▶ PROBLEM DETAILS
Pull out every line containing the string "computername".
## start SUPPLIED RECORDS
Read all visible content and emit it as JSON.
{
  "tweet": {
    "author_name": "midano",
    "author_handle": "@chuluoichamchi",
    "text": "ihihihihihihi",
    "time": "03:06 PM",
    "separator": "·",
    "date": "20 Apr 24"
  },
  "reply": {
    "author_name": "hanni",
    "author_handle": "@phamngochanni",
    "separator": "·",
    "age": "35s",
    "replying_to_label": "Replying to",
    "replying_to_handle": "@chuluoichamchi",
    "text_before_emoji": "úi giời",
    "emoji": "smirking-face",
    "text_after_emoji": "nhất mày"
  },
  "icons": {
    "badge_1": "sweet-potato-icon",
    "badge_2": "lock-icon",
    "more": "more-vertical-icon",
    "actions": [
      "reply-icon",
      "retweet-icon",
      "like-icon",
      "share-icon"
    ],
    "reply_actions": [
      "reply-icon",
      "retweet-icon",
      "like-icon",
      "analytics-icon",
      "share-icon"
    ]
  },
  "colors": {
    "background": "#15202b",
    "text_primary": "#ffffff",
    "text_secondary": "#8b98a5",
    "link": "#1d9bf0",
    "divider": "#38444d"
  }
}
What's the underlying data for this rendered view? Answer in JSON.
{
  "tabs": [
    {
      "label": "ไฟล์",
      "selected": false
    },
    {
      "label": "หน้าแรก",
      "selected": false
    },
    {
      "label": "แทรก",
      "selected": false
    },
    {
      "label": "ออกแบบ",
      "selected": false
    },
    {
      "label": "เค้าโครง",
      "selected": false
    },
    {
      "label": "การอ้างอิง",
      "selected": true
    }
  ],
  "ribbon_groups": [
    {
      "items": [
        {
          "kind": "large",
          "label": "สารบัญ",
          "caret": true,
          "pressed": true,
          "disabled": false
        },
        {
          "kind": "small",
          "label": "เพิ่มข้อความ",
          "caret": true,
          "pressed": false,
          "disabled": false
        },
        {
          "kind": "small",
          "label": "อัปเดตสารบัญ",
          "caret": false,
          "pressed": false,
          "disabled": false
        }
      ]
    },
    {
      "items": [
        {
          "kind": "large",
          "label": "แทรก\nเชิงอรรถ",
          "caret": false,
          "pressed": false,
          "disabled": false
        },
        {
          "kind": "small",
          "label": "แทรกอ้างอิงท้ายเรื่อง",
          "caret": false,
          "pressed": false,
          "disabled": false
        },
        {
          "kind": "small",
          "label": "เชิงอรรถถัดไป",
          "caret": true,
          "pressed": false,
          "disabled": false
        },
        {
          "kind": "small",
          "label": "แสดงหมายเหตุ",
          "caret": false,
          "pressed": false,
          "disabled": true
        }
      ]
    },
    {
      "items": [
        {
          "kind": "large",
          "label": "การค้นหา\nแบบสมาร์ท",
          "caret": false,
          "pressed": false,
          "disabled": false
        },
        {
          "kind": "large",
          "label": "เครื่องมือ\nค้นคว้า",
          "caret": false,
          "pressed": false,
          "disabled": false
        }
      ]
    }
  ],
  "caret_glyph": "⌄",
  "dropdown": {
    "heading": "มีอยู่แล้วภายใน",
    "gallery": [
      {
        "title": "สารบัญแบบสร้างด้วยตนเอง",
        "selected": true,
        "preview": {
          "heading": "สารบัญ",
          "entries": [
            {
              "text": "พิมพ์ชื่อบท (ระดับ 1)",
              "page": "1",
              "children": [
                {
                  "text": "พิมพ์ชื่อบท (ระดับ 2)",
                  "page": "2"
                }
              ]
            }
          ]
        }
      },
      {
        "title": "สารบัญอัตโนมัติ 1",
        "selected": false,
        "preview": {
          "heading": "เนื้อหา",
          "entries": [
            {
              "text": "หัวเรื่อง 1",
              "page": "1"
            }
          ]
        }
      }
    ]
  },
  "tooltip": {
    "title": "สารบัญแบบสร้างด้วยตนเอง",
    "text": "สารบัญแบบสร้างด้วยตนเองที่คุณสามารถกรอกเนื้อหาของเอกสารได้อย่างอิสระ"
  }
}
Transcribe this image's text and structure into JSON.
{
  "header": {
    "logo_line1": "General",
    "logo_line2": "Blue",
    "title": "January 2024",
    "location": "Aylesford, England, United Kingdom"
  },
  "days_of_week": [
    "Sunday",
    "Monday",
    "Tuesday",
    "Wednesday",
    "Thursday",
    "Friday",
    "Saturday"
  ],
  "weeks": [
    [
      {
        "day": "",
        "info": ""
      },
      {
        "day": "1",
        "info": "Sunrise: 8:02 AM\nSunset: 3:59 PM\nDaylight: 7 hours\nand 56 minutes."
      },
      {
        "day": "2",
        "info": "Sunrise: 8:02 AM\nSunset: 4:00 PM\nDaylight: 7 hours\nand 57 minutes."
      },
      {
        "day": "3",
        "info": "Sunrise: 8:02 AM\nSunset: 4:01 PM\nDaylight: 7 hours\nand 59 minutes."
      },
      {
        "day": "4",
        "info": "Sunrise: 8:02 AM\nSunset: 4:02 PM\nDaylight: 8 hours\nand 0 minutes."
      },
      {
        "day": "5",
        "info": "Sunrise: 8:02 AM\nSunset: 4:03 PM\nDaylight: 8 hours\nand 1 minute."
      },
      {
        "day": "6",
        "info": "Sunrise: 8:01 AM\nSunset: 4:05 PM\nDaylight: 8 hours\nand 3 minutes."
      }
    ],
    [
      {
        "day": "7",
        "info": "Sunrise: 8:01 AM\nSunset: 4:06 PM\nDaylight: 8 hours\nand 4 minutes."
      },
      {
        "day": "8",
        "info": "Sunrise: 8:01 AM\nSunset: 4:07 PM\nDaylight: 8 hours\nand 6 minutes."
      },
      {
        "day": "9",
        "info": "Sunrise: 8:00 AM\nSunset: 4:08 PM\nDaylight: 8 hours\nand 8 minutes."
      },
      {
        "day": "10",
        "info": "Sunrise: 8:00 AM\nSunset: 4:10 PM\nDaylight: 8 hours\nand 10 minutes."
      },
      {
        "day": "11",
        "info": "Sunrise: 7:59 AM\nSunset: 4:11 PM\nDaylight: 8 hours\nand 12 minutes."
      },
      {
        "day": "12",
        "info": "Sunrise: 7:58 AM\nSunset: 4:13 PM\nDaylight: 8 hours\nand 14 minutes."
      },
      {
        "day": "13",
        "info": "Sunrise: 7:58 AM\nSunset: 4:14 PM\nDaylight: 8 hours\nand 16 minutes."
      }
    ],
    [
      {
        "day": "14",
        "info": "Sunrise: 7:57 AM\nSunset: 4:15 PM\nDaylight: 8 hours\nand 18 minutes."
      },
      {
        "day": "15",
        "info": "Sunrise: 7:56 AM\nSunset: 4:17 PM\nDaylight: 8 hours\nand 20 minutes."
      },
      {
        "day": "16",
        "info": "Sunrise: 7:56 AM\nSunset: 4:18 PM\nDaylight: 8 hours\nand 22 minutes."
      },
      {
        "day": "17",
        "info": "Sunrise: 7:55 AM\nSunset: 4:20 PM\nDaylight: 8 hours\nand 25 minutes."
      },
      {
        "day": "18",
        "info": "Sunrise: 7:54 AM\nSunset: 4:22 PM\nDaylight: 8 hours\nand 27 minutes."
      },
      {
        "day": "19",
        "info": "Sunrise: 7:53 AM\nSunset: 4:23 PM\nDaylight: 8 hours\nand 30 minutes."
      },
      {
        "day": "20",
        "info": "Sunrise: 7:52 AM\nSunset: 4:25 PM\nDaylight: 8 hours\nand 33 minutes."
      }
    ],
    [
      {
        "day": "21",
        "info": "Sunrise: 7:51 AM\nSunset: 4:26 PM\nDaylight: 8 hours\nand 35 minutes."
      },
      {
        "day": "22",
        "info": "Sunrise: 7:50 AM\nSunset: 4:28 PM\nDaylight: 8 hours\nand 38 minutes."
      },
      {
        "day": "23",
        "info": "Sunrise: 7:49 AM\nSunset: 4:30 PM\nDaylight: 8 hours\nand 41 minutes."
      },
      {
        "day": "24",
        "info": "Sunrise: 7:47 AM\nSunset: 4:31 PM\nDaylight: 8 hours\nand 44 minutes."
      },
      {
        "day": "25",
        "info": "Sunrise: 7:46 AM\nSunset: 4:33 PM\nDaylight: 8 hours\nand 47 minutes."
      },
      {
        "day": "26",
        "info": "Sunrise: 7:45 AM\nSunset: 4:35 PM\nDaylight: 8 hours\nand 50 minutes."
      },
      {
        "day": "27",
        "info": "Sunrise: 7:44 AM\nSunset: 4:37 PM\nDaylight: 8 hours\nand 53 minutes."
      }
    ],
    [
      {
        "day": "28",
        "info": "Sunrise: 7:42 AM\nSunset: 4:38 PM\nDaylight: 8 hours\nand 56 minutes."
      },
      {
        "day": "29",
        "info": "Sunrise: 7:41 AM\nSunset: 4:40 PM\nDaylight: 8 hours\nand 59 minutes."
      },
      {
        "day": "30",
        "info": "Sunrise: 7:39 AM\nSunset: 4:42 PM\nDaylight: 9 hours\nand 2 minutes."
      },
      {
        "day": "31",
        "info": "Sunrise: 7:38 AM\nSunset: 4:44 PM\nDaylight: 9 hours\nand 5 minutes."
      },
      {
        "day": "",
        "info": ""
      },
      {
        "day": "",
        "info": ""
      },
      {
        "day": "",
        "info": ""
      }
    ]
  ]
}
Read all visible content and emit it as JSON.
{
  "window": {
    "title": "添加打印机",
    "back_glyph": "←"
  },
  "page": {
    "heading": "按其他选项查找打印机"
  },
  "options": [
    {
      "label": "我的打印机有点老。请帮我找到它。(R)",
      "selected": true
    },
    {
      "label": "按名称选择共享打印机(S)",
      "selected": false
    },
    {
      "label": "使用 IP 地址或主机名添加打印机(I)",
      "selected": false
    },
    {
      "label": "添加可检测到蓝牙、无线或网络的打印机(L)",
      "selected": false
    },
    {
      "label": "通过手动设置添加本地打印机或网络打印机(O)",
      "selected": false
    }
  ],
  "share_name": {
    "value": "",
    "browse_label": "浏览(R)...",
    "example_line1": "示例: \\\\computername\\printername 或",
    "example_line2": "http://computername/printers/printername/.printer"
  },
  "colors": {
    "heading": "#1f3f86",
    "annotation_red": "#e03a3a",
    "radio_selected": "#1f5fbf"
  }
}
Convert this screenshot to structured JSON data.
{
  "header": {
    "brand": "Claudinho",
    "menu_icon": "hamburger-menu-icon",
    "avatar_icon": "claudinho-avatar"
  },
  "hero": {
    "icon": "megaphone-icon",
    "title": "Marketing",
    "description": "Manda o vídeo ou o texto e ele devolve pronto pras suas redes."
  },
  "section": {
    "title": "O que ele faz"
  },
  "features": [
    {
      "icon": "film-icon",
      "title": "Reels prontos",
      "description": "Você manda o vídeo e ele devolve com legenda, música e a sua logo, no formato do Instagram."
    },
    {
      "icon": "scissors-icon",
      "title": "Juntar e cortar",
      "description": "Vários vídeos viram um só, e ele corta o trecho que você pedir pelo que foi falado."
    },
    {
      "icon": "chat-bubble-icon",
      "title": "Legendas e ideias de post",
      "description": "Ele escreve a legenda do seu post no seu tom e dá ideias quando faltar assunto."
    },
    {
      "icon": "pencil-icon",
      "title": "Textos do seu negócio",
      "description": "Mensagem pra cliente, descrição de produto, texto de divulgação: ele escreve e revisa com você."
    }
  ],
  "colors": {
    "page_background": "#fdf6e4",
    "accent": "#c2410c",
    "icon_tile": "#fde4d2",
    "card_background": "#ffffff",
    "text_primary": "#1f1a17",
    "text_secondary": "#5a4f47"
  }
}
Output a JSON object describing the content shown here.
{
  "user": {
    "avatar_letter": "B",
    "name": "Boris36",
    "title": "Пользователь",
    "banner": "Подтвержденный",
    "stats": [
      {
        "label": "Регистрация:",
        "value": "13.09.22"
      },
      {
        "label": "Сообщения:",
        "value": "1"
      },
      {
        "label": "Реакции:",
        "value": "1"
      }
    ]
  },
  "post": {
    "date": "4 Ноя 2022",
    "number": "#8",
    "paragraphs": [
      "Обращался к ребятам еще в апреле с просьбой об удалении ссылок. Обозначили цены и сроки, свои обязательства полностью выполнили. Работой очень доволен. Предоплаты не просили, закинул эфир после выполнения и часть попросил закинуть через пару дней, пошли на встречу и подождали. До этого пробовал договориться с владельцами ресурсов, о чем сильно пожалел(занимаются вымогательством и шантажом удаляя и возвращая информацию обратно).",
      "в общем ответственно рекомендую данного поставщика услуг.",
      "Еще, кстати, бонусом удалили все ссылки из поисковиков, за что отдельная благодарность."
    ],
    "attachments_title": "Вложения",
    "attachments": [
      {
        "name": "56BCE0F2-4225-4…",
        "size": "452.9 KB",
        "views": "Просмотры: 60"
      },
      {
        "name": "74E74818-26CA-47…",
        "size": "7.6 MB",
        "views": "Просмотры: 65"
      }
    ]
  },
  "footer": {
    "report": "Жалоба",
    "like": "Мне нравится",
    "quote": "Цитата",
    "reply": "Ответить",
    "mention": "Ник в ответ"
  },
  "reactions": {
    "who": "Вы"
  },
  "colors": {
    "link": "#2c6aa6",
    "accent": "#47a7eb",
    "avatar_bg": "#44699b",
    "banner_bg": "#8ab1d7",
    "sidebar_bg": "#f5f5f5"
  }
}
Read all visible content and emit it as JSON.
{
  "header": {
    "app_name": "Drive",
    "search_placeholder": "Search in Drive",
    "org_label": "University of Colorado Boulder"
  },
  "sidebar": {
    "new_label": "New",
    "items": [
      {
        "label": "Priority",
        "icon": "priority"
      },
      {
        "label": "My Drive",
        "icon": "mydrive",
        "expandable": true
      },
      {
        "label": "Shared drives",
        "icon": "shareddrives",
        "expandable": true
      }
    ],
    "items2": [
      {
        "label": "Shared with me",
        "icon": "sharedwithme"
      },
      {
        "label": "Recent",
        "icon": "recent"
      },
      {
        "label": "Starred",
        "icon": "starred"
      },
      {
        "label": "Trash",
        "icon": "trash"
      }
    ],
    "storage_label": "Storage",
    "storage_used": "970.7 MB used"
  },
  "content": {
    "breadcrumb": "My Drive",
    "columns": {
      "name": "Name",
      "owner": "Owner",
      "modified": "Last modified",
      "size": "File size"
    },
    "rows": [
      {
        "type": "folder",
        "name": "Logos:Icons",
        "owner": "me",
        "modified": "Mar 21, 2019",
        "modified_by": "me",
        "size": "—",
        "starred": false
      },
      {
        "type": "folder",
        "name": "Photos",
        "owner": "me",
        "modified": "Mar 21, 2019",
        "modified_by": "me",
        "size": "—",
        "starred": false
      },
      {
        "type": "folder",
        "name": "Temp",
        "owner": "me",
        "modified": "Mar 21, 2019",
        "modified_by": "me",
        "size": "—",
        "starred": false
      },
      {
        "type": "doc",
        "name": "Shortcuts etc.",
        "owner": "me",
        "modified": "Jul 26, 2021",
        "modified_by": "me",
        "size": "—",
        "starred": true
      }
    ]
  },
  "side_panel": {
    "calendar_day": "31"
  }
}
## end SUPPLIED RECORDS
▶ SOLUTION FOR THIS EXERCISE
    "example_line1": "示例: \\\\computername\\printername 或",
    "example_line2": "http://computername/printers/printername/.printer"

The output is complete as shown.